Dataset extract:
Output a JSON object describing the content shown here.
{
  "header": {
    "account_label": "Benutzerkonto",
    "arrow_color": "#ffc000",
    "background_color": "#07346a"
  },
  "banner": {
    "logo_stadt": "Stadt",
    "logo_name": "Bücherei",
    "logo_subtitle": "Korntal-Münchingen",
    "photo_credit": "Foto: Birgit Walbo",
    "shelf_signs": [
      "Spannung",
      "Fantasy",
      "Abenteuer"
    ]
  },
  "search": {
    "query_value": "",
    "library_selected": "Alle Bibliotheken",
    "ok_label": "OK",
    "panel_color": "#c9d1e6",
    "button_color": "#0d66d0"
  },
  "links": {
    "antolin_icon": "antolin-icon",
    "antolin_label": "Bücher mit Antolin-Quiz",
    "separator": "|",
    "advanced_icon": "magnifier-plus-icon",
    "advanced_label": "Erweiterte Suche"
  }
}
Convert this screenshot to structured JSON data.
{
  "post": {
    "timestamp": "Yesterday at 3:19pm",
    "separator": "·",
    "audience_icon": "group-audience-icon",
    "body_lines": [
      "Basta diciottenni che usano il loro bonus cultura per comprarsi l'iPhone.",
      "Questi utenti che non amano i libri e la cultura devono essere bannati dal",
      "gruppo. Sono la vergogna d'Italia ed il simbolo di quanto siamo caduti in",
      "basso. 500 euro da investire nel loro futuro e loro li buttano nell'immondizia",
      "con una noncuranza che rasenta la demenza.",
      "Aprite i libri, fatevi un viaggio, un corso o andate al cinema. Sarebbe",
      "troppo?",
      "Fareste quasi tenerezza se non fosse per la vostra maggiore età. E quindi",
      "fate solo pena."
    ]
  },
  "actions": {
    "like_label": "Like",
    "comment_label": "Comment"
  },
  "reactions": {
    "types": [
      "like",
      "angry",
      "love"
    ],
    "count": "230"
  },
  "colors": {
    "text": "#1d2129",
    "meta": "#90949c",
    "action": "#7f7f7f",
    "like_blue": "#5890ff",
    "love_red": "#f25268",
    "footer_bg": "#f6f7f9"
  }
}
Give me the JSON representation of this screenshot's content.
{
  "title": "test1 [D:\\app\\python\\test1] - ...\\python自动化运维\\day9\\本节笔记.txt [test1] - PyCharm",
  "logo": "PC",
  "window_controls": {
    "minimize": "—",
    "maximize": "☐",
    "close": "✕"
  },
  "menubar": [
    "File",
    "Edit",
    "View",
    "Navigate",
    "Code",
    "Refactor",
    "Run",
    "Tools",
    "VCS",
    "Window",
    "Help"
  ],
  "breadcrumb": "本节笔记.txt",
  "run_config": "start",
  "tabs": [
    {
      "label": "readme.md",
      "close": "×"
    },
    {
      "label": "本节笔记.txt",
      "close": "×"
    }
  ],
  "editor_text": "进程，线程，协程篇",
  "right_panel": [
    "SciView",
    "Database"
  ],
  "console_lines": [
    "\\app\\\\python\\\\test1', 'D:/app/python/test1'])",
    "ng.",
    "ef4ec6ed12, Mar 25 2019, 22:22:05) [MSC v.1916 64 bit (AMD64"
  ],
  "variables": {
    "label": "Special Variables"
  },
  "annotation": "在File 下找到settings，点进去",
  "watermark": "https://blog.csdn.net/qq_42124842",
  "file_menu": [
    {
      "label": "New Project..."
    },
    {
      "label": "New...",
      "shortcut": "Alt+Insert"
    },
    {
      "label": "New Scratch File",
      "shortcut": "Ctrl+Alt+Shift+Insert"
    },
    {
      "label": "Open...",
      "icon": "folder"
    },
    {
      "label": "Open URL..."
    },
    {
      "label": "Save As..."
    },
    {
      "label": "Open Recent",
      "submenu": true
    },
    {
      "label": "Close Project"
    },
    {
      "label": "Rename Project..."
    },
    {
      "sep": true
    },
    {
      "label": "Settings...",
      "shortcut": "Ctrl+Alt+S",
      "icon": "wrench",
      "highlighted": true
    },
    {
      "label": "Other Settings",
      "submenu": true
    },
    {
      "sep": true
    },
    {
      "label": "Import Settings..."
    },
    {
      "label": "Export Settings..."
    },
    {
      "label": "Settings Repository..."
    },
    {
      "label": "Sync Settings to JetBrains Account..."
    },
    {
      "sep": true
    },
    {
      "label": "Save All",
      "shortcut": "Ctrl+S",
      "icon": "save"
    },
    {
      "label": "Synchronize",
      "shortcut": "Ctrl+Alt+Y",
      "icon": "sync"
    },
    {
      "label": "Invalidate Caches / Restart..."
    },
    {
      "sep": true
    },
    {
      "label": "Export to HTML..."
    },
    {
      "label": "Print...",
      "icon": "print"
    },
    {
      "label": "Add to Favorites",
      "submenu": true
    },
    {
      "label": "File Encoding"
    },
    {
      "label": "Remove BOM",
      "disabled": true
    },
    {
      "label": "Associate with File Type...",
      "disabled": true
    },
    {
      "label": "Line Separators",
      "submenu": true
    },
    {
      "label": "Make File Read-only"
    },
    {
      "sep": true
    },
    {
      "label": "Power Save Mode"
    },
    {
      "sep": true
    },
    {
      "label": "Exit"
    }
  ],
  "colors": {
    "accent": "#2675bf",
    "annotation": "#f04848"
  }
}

Written problem: Using the records above, copy every line that has the word "this" in it.

Completed exercise:
Convert this screenshot to structured JSON data.
Give me the JSON representation of this screenshot's content.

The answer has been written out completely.